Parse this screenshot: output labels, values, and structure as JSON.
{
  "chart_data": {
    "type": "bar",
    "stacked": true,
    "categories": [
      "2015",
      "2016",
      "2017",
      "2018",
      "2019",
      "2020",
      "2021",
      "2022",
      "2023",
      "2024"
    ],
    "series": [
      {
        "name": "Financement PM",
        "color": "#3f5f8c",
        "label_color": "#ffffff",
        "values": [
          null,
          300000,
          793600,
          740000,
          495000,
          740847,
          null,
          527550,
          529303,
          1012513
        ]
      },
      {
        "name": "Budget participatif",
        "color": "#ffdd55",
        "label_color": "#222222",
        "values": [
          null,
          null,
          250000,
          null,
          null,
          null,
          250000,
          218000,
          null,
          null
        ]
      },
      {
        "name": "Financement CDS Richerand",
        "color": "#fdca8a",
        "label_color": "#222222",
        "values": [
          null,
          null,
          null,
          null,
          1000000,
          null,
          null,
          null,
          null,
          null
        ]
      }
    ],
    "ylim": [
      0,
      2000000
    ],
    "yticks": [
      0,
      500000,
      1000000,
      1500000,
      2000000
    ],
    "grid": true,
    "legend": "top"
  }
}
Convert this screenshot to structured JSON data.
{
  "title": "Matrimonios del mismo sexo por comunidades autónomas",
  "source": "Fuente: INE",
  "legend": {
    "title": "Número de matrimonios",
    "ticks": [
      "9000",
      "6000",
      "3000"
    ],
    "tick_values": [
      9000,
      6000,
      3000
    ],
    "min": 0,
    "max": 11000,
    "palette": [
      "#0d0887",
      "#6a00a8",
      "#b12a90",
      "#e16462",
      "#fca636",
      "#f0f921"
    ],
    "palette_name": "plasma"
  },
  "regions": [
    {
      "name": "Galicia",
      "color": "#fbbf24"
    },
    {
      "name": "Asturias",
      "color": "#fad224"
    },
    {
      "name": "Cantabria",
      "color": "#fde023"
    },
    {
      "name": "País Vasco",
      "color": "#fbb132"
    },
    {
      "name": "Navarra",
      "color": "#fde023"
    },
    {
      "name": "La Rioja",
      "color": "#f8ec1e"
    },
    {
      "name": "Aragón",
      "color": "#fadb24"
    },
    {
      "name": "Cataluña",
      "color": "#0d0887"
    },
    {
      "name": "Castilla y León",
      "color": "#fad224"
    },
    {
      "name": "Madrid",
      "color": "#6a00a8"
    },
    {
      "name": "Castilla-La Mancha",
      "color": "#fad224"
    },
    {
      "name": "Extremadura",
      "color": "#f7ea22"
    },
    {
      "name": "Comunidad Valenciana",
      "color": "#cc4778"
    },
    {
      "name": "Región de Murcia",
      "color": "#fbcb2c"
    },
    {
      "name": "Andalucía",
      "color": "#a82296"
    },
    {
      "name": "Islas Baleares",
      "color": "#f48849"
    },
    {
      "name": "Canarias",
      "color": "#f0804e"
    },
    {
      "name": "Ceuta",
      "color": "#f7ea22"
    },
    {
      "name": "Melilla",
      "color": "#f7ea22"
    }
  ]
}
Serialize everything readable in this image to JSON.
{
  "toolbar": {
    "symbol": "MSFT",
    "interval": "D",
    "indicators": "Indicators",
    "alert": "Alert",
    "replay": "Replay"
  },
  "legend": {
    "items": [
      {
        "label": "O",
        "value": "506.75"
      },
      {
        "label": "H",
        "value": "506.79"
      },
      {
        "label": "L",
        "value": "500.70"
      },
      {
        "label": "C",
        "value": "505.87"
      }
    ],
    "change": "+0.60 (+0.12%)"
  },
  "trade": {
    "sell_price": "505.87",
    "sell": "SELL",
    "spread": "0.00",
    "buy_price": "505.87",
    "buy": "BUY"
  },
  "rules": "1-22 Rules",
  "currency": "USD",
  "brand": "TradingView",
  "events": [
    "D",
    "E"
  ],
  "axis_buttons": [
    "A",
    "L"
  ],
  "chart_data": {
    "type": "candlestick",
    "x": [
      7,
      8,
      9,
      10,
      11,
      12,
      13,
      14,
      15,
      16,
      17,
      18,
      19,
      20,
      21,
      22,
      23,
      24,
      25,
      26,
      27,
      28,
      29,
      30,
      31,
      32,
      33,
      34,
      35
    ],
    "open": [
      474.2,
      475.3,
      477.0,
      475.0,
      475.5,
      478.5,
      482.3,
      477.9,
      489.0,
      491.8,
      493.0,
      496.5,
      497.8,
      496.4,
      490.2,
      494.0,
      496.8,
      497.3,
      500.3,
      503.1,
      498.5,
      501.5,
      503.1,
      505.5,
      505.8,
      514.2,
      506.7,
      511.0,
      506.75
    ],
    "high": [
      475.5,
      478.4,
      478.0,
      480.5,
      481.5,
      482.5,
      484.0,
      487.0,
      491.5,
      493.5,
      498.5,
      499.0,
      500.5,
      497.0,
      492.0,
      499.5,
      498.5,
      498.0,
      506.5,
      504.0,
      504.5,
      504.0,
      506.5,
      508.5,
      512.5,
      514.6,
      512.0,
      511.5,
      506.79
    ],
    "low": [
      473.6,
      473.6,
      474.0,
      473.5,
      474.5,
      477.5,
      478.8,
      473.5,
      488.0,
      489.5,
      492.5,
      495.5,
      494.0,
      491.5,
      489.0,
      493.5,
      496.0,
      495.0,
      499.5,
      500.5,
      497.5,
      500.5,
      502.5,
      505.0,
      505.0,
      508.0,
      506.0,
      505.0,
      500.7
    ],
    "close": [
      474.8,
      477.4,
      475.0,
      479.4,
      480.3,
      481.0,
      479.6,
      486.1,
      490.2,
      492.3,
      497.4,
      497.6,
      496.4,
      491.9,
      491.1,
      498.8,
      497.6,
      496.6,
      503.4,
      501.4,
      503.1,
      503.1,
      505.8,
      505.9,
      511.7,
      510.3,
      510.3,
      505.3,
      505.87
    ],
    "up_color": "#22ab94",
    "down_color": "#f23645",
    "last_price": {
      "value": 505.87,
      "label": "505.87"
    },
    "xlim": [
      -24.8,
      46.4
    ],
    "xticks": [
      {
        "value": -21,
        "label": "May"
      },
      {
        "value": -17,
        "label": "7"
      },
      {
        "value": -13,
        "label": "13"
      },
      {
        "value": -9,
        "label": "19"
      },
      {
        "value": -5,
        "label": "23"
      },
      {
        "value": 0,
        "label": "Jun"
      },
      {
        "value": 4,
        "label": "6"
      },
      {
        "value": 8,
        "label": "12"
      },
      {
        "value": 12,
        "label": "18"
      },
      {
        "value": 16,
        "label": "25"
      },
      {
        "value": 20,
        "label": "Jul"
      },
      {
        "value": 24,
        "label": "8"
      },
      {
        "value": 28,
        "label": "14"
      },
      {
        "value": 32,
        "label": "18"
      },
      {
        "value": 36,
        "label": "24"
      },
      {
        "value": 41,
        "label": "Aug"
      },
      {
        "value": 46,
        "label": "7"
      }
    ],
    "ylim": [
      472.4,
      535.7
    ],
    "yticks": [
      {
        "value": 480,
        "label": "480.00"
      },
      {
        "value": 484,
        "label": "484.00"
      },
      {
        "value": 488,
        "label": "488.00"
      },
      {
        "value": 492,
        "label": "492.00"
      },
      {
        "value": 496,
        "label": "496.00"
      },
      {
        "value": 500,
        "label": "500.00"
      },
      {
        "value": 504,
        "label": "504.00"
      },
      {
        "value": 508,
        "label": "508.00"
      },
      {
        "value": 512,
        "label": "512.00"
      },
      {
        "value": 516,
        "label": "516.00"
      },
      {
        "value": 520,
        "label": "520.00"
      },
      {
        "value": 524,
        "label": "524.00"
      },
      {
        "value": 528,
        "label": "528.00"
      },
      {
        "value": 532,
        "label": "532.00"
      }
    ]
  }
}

____

Produce a verbatim transcription of the entries above.

Parse this screenshot: output labels, values, and structure as JSON.
{
  "chart_data": {
    "type": "bar",
    "stacked": true,
    "categories": [
      "2015",
      "2016",
      "2017",
      "2018",
      "2019",
      "2020",
      "2021",
      "2022",
      "2023",
      "2024"
    ],
    "series": [
      {
        "name": "Financement PM",
        "color": "#3f5f8c",
        "label_color": "#ffffff",
        "values": [
          null,
          300000,
          793600,
          740000,
          495000,
          740847,
          null,
          527550,
          529303,
          1012513
        ]
      },
      {
        "name": "Budget participatif",
        "color": "#ffdd55",
        "label_color": "#222222",
        "values": [
          null,
          null,
          250000,
          null,
          null,
          null,
          250000,
          218000,
          null,
          null
        ]
      },
      {
        "name": "Financement CDS Richerand",
        "color": "#fdca8a",
        "label_color": "#222222",
        "values": [
          null,
          null,
          null,
          null,
          1000000,
          null,
          null,
          null,
          null,
          null
        ]
      }
    ],
    "ylim": [
      0,
      2000000
    ],
    "yticks": [
      0,
      500000,
      1000000,
      1500000,
      2000000
    ],
    "grid": true,
    "legend": "top"
  }
}
Convert this screenshot to structured JSON data.
{
  "title": "Matrimonios del mismo sexo por comunidades autónomas",
  "source": "Fuente: INE",
  "legend": {
    "title": "Número de matrimonios",
    "ticks": [
      "9000",
      "6000",
      "3000"
    ],
    "tick_values": [
      9000,
      6000,
      3000
    ],
    "min": 0,
    "max": 11000,
    "palette": [
      "#0d0887",
      "#6a00a8",
      "#b12a90",
      "#e16462",
      "#fca636",
      "#f0f921"
    ],
    "palette_name": "plasma"
  },
  "regions": [
    {
      "name": "Galicia",
      "color": "#fbbf24"
    },
    {
      "name": "Asturias",
      "color": "#fad224"
    },
    {
      "name": "Cantabria",
      "color": "#fde023"
    },
    {
      "name": "País Vasco",
      "color": "#fbb132"
    },
    {
      "name": "Navarra",
      "color": "#fde023"
    },
    {
      "name": "La Rioja",
      "color": "#f8ec1e"
    },
    {
      "name": "Aragón",
      "color": "#fadb24"
    },
    {
      "name": "Cataluña",
      "color": "#0d0887"
    },
    {
      "name": "Castilla y León",
      "color": "#fad224"
    },
    {
      "name": "Madrid",
      "color": "#6a00a8"
    },
    {
      "name": "Castilla-La Mancha",
      "color": "#fad224"
    },
    {
      "name": "Extremadura",
      "color": "#f7ea22"
    },
    {
      "name": "Comunidad Valenciana",
      "color": "#cc4778"
    },
    {
      "name": "Región de Murcia",
      "color": "#fbcb2c"
    },
    {
      "name": "Andalucía",
      "color": "#a82296"
    },
    {
      "name": "Islas Baleares",
      "color": "#f48849"
    },
    {
      "name": "Canarias",
      "color": "#f0804e"
    },
    {
      "name": "Ceuta",
      "color": "#f7ea22"
    },
    {
      "name": "Melilla",
      "color": "#f7ea22"
    }
  ]
}
Serialize everything readable in this image to JSON.
{
  "toolbar": {
    "symbol": "MSFT",
    "interval": "D",
    "indicators": "Indicators",
    "alert": "Alert",
    "replay": "Replay"
  },
  "legend": {
    "items": [
      {
        "label": "O",
        "value": "506.75"
      },
      {
        "label": "H",
        "value": "506.79"
      },
      {
        "label": "L",
        "value": "500.70"
      },
      {
        "label": "C",
        "value": "505.87"
      }
    ],
    "change": "+0.60 (+0.12%)"
  },
  "trade": {
    "sell_price": "505.87",
    "sell": "SELL",
    "spread": "0.00",
    "buy_price": "505.87",
    "buy": "BUY"
  },
  "rules": "1-22 Rules",
  "currency": "USD",
  "brand": "TradingView",
  "events": [
    "D",
    "E"
  ],
  "axis_buttons": [
    "A",
    "L"
  ],
  "chart_data": {
    "type": "candlestick",
    "x": [
      7,
      8,
      9,
      10,
      11,
      12,
      13,
      14,
      15,
      16,
      17,
      18,
      19,
      20,
      21,
      22,
      23,
      24,
      25,
      26,
      27,
      28,
      29,
      30,
      31,
      32,
      33,
      34,
      35
    ],
    "open": [
      474.2,
      475.3,
      477.0,
      475.0,
      475.5,
      478.5,
      482.3,
      477.9,
      489.0,
      491.8,
      493.0,
      496.5,
      497.8,
      496.4,
      490.2,
      494.0,
      496.8,
      497.3,
      500.3,
      503.1,
      498.5,
      501.5,
      503.1,
      505.5,
      505.8,
      514.2,
      506.7,
      511.0,
      506.75
    ],
    "high": [
      475.5,
      478.4,
      478.0,
      480.5,
      481.5,
      482.5,
      484.0,
      487.0,
      491.5,
      493.5,
      498.5,
      499.0,
      500.5,
      497.0,
      492.0,
      499.5,
      498.5,
      498.0,
      506.5,
      504.0,
      504.5,
      504.0,
      506.5,
      508.5,
      512.5,
      514.6,
      512.0,
      511.5,
      506.79
    ],
    "low": [
      473.6,
      473.6,
      474.0,
      473.5,
      474.5,
      477.5,
      478.8,
      473.5,
      488.0,
      489.5,
      492.5,
      495.5,
      494.0,
      491.5,
      489.0,
      493.5,
      496.0,
      495.0,
      499.5,
      500.5,
      497.5,
      500.5,
      502.5,
      505.0,
      505.0,
      508.0,
      506.0,
      505.0,
      500.7
    ],
    "close": [
      474.8,
      477.4,
      475.0,
      479.4,
      480.3,
      481.0,
      479.6,
      486.1,
      490.2,
      492.3,
      497.4,
      497.6,
      496.4,
      491.9,
      491.1,
      498.8,
      497.6,
      496.6,
      503.4,
      501.4,
      503.1,
      503.1,
      505.8,
      505.9,
      511.7,
      510.3,
      510.3,
      505.3,
      505.87
    ],
    "up_color": "#22ab94",
    "down_color": "#f23645",
    "last_price": {
      "value": 505.87,
      "label": "505.87"
    },
    "xlim": [
      -24.8,
      46.4
    ],
    "xticks": [
      {
        "value": -21,
        "label": "May"
      },
      {
        "value": -17,
        "label": "7"
      },
      {
        "value": -13,
        "label": "13"
      },
      {
        "value": -9,
        "label": "19"
      },
      {
        "value": -5,
        "label": "23"
      },
      {
        "value": 0,
        "label": "Jun"
      },
      {
        "value": 4,
        "label": "6"
      },
      {
        "value": 8,
        "label": "12"
      },
      {
        "value": 12,
        "label": "18"
      },
      {
        "value": 16,
        "label": "25"
      },
      {
        "value": 20,
        "label": "Jul"
      },
      {
        "value": 24,
        "label": "8"
      },
      {
        "value": 28,
        "label": "14"
      },
      {
        "value": 32,
        "label": "18"
      },
      {
        "value": 36,
        "label": "24"
      },
      {
        "value": 41,
        "label": "Aug"
      },
      {
        "value": 46,
        "label": "7"
      }
    ],
    "ylim": [
      472.4,
      535.7
    ],
    "yticks": [
      {
        "value": 480,
        "label": "480.00"
      },
      {
        "value": 484,
        "label": "484.00"
      },
      {
        "value": 488,
        "label": "488.00"
      },
      {
        "value": 492,
        "label": "492.00"
      },
      {
        "value": 496,
        "label": "496.00"
      },
      {
        "value": 500,
        "label": "500.00"
      },
      {
        "value": 504,
        "label": "504.00"
      },
      {
        "value": 508,
        "label": "508.00"
      },
      {
        "value": 512,
        "label": "512.00"
      },
      {
        "value": 516,
        "label": "516.00"
      },
      {
        "value": 520,
        "label": "520.00"
      },
      {
        "value": 524,
        "label": "524.00"
      },
      {
        "value": 528,
        "label": "528.00"
      },
      {
        "value": 532,
        "label": "532.00"
      }
    ]
  }
}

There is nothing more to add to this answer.